Extracts from a graphics dataset
"""
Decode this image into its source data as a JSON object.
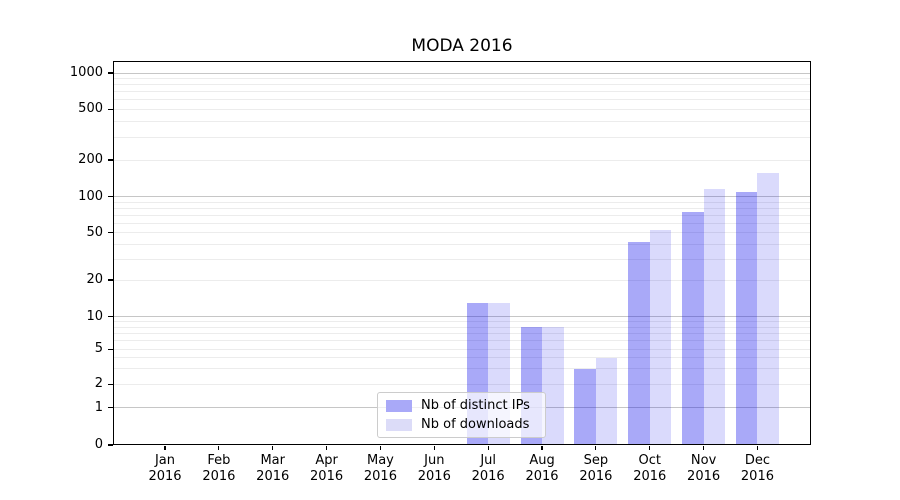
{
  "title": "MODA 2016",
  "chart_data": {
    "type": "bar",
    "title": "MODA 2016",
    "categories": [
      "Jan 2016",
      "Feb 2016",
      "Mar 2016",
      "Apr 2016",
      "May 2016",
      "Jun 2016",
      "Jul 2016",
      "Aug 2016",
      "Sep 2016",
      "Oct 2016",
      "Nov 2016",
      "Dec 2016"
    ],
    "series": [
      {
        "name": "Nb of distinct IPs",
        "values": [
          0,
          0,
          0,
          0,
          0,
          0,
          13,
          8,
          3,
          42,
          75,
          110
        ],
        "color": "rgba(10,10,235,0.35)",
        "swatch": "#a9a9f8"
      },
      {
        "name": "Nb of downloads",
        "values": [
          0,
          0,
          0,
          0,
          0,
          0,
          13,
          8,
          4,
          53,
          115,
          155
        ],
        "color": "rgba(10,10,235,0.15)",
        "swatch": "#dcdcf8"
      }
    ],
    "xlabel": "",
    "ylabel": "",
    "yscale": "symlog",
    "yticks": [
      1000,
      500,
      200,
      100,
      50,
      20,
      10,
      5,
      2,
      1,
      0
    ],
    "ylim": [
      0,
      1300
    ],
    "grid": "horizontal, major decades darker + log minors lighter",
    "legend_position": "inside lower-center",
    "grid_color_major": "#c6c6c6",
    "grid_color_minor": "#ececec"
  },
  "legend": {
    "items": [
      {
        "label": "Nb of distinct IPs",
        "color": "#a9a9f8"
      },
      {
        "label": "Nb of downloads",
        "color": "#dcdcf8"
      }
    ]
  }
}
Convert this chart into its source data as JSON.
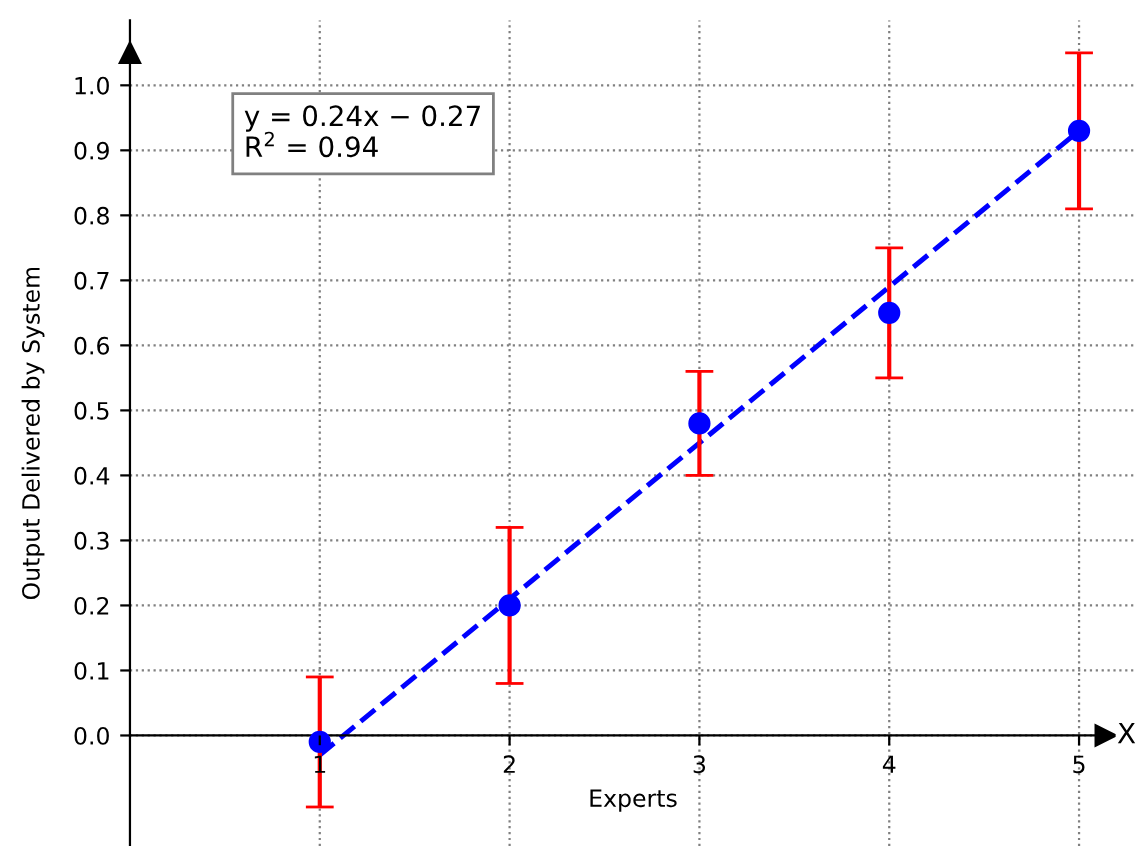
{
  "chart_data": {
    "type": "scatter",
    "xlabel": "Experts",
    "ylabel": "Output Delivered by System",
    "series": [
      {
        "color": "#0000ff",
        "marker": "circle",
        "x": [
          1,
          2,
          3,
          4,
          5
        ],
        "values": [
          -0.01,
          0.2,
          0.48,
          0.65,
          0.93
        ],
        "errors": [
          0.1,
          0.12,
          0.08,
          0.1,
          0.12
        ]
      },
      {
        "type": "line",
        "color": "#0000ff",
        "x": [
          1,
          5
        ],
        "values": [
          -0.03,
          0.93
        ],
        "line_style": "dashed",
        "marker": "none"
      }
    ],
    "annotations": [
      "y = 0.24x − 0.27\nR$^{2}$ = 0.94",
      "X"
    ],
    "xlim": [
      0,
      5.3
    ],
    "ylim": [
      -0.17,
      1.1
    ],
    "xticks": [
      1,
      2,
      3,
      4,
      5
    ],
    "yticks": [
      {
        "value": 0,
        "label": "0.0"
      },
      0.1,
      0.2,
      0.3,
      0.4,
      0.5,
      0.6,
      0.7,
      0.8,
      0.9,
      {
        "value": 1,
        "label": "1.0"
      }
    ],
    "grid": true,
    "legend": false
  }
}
"""
→ **STATED EXERCISE**
Extract each line from the listing that holds the word "name".

→ **WRITTEN REPLY**
        "name": "Nb of distinct IPs",
        "name": "Nb of downloads",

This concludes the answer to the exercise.